▸ **Stated goal**
Go through the entries below and write each one out exactly.

▸ **Information provided**
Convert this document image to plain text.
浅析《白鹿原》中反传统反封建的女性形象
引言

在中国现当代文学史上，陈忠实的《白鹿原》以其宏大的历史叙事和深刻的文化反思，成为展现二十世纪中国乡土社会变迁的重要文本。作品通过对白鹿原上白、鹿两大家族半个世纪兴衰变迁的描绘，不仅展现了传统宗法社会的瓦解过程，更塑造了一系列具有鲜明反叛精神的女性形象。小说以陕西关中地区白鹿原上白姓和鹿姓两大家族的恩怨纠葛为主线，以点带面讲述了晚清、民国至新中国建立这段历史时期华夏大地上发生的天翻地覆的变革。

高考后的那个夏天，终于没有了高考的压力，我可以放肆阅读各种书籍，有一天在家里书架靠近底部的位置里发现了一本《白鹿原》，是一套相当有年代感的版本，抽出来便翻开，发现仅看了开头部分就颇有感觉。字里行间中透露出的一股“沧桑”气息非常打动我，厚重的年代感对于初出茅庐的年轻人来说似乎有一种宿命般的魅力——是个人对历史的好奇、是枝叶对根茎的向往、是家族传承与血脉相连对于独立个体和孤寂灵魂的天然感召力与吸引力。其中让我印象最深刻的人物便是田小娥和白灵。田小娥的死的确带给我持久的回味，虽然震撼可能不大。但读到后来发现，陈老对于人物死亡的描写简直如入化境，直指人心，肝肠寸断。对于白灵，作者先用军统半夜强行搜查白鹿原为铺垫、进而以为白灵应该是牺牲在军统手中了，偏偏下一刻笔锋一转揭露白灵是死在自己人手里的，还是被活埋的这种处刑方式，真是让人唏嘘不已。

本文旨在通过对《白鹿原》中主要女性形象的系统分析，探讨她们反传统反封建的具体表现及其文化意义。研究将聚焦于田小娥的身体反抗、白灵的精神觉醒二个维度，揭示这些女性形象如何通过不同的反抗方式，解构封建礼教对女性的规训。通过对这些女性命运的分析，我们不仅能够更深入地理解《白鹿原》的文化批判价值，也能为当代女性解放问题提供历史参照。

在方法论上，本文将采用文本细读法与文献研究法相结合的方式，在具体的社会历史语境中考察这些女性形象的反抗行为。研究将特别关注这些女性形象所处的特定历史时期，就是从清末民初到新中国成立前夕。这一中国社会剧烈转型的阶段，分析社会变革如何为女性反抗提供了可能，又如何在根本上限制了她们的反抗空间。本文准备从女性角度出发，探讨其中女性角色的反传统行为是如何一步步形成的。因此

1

▸ **Task solution**
Convert this document image to plain text.
浅析《白鹿原》中反传统反封建的女性形象
引言

在中国现当代文学史上，陈忠实的《白鹿原》以其宏大的历史叙事和深刻的文化反思，成为展现二十世纪中国乡土社会变迁的重要文本。作品通过对白鹿原上白、鹿两大家族半个世纪兴衰变迁的描绘，不仅展现了传统宗法社会的瓦解过程，更塑造了一系列具有鲜明反叛精神的女性形象。小说以陕西关中地区白鹿原上白姓和鹿姓两大家族的恩怨纠葛为主线，以点带面讲述了晚清、民国至新中国建立这段历史时期华夏大地上发生的天翻地覆的变革。

高考后的那个夏天，终于没有了高考的压力，我可以放肆阅读各种书籍，有一天在家里书架靠近底部的位置里发现了一本《白鹿原》，是一套相当有年代感的版本，抽出来便翻开，发现仅看了开头部分就颇有感觉。字里行间中透露出的一股“沧桑”气息非常打动我，厚重的年代感对于初出茅庐的年轻人来说似乎有一种宿命般的魅力——是个人对历史的好奇、是枝叶对根茎的向往、是家族传承与血脉相连对于独立个体和孤寂灵魂的天然感召力与吸引力。其中让我印象最深刻的人物便是田小娥和白灵。田小娥的死的确带给我持久的回味，虽然震撼可能不大。但读到后来发现，陈老对于人物死亡的描写简直如入化境，直指人心，肝肠寸断。对于白灵，作者先用军统半夜强行搜查白鹿原为铺垫、进而以为白灵应该是牺牲在军统手中了，偏偏下一刻笔锋一转揭露白灵是死在自己人手里的，还是被活埋的这种处刑方式，真是让人唏嘘不已。

本文旨在通过对《白鹿原》中主要女性形象的系统分析，探讨她们反传统反封建的具体表现及其文化意义。研究将聚焦于田小娥的身体反抗、白灵的精神觉醒二个维度，揭示这些女性形象如何通过不同的反抗方式，解构封建礼教对女性的规训。通过对这些女性命运的分析，我们不仅能够更深入地理解《白鹿原》的文化批判价值，也能为当代女性解放问题提供历史参照。

在方法论上，本文将采用文本细读法与文献研究法相结合的方式，在具体的社会历史语境中考察这些女性形象的反抗行为。研究将特别关注这些女性形象所处的特定历史时期，就是从清末民初到新中国成立前夕。这一中国社会剧烈转型的阶段，分析社会变革如何为女性反抗提供了可能，又如何在根本上限制了她们的反抗空间。本文准备从女性角度出发，探讨其中女性角色的反传统行为是如何一步步形成的。因此

1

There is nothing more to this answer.